• What you have to do
Return each line of the material verbatim.

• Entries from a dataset
···

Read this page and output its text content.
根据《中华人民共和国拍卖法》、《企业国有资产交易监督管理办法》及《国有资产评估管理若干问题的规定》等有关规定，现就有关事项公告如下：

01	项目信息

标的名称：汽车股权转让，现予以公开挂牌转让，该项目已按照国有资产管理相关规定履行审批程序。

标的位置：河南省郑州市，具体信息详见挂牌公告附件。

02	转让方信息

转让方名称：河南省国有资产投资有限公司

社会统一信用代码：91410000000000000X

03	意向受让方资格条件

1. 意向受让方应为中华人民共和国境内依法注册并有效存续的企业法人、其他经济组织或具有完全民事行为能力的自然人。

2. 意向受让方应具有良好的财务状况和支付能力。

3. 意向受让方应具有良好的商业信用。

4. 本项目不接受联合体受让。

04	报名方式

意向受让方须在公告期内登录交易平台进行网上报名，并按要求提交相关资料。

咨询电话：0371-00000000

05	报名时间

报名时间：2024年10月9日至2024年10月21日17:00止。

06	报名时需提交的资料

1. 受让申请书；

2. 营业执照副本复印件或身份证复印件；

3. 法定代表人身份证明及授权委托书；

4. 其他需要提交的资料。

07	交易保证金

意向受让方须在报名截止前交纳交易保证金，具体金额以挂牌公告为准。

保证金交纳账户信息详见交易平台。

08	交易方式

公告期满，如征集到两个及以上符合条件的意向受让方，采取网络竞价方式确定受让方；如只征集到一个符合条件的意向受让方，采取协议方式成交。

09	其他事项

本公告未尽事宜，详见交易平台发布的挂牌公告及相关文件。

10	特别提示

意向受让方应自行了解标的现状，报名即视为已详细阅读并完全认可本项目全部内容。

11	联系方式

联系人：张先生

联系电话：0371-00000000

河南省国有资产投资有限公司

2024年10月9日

···

• Solution for this exercise
Read this page and output its text content.
根据《中华人民共和国拍卖法》、《企业国有资产交易监督管理办法》及《国有资产评估管理若干问题的规定》等有关规定，现就有关事项公告如下：

01	项目信息

标的名称：汽车股权转让，现予以公开挂牌转让，该项目已按照国有资产管理相关规定履行审批程序。

标的位置：河南省郑州市，具体信息详见挂牌公告附件。

02	转让方信息

转让方名称：河南省国有资产投资有限公司

社会统一信用代码：91410000000000000X

03	意向受让方资格条件

1. 意向受让方应为中华人民共和国境内依法注册并有效存续的企业法人、其他经济组织或具有完全民事行为能力的自然人。

2. 意向受让方应具有良好的财务状况和支付能力。

3. 意向受让方应具有良好的商业信用。

4. 本项目不接受联合体受让。

04	报名方式

意向受让方须在公告期内登录交易平台进行网上报名，并按要求提交相关资料。

咨询电话：0371-00000000

05	报名时间

报名时间：2024年10月9日至2024年10月21日17:00止。

06	报名时需提交的资料

1. 受让申请书；

2. 营业执照副本复印件或身份证复印件；

3. 法定代表人身份证明及授权委托书；

4. 其他需要提交的资料。

07	交易保证金

意向受让方须在报名截止前交纳交易保证金，具体金额以挂牌公告为准。

保证金交纳账户信息详见交易平台。

08	交易方式

公告期满，如征集到两个及以上符合条件的意向受让方，采取网络竞价方式确定受让方；如只征集到一个符合条件的意向受让方，采取协议方式成交。

09	其他事项

本公告未尽事宜，详见交易平台发布的挂牌公告及相关文件。

10	特别提示

意向受让方应自行了解标的现状，报名即视为已详细阅读并完全认可本项目全部内容。

11	联系方式

联系人：张先生

联系电话：0371-00000000

河南省国有资产投资有限公司

2024年10月9日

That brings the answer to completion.